◆ **SET TASK**
Copy each line containing the word "information" from the records that follow, please.

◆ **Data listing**
============================================================

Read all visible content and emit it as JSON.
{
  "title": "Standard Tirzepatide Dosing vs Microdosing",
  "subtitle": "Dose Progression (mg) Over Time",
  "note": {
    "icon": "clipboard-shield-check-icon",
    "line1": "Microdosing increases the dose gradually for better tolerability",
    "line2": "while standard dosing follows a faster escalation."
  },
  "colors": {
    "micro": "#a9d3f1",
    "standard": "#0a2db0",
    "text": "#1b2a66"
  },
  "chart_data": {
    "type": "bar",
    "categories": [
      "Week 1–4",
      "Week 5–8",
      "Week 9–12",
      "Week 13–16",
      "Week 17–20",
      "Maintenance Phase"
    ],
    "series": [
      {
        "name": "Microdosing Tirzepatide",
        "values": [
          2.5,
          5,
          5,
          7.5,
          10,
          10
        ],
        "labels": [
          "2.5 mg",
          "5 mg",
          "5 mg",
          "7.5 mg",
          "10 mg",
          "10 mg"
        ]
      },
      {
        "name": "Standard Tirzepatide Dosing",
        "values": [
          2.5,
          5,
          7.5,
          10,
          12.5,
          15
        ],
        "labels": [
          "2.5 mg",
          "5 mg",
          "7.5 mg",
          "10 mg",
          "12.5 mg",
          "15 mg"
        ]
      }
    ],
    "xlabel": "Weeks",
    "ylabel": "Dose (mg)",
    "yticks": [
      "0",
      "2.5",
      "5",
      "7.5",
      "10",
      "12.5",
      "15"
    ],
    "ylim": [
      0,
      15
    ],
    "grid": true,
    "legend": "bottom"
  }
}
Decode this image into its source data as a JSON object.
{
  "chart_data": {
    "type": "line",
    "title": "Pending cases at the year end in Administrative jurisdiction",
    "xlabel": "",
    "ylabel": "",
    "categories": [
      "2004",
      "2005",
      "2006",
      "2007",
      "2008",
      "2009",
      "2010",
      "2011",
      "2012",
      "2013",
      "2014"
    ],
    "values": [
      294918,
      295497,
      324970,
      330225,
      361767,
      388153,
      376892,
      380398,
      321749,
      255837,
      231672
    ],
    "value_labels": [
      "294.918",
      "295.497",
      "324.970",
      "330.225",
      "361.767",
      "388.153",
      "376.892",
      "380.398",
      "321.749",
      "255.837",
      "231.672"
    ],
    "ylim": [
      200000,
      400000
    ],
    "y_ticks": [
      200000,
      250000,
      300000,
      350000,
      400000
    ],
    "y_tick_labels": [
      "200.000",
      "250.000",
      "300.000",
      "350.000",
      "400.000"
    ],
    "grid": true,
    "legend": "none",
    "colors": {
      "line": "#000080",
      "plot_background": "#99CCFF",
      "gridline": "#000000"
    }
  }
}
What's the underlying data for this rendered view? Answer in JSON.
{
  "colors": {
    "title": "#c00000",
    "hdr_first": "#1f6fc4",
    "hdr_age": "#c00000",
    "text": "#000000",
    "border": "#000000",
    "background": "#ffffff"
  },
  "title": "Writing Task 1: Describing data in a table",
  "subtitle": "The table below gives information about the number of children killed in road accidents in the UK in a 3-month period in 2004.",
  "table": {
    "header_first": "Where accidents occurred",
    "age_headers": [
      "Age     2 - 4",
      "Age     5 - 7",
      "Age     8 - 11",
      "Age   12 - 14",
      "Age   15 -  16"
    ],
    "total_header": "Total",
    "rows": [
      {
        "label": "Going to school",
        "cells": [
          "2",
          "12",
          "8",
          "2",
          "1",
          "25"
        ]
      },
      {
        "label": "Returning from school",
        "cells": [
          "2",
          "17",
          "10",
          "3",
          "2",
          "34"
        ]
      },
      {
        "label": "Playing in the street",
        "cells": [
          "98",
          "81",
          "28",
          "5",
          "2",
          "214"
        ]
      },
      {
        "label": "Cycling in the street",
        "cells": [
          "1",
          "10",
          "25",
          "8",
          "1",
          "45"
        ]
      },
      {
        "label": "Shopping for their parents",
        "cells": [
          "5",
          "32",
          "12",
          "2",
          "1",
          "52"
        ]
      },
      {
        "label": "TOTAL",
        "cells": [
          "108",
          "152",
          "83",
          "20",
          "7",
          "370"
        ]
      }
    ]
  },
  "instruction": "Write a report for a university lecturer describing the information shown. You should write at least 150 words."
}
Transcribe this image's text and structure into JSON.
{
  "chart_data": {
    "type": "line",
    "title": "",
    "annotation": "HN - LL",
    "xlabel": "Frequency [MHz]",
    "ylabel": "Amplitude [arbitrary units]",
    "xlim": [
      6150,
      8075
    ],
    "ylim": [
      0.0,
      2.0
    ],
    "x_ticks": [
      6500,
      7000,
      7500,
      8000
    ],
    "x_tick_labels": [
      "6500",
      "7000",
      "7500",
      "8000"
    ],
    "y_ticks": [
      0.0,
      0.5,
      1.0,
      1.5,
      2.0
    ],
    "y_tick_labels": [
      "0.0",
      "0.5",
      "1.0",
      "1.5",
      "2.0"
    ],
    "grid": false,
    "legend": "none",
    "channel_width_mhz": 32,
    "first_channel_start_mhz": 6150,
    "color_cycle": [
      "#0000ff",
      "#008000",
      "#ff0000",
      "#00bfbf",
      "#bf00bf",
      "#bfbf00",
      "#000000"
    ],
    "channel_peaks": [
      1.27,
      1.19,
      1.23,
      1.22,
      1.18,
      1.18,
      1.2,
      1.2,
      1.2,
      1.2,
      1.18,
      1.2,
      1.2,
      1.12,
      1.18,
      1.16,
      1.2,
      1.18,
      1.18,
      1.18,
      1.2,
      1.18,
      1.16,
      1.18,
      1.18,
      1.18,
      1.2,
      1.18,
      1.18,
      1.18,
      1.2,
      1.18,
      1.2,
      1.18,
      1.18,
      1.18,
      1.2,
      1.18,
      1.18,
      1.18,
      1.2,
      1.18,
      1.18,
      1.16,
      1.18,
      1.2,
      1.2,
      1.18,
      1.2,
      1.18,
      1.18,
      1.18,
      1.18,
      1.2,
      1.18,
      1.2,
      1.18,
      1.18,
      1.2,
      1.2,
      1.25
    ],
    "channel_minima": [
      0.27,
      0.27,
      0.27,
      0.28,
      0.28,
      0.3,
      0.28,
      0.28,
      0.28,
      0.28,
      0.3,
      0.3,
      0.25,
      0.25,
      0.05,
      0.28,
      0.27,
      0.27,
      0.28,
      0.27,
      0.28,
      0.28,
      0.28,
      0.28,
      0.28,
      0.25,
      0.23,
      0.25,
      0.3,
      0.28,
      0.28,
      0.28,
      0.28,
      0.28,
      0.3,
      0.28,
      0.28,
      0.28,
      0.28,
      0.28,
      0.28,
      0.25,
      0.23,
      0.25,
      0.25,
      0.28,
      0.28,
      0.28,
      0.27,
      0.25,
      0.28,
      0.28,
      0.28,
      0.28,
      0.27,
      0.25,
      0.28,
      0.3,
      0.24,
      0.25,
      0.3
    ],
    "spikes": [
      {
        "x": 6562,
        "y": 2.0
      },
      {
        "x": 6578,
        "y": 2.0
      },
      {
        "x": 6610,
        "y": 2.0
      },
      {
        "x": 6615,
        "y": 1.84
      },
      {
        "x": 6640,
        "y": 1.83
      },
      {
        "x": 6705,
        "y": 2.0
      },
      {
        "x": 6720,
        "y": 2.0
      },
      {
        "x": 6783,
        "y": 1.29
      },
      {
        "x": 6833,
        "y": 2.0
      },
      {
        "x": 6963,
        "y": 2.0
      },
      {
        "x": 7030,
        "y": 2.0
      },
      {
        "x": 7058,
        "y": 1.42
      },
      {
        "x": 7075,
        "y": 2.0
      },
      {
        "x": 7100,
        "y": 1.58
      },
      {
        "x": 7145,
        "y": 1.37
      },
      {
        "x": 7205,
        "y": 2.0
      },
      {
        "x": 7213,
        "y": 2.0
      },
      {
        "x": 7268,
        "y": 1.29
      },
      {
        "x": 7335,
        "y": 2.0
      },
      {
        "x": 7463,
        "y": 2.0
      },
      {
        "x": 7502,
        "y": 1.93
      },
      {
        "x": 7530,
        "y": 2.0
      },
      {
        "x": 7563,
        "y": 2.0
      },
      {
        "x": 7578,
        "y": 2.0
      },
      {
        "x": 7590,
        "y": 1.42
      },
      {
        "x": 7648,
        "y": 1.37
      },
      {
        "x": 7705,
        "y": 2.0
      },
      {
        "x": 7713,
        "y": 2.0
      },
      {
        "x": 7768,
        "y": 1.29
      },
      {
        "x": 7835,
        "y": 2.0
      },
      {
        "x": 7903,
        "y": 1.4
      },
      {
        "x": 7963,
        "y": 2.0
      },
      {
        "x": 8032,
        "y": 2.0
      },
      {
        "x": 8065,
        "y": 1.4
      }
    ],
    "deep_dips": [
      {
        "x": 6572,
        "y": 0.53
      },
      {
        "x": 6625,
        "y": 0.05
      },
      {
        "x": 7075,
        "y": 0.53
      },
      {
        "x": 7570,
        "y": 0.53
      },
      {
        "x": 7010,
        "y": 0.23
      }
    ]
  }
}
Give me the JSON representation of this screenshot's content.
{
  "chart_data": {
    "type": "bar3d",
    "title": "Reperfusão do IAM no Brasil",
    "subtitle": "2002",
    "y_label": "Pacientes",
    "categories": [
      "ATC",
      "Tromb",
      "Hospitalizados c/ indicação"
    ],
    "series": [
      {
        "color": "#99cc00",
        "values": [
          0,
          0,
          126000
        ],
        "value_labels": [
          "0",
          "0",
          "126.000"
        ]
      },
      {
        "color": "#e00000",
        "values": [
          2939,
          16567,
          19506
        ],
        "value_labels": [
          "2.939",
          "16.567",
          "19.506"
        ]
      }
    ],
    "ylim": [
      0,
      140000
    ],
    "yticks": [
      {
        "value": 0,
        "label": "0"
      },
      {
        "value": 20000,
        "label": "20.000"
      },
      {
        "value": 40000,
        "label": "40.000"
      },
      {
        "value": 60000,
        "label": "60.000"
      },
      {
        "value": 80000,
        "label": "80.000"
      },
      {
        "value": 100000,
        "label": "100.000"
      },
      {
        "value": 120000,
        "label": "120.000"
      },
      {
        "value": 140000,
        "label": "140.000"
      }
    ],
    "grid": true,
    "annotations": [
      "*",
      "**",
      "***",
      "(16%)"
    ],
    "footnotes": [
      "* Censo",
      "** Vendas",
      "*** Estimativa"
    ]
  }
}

============================================================

◆ **EXPECTED ANSWER**
  "subtitle": "The table below gives information about the number of children killed in road accidents in the UK in a 3-month period in 2004.",
  "instruction": "Write a report for a university lecturer describing the information shown. You should write at least 150 words."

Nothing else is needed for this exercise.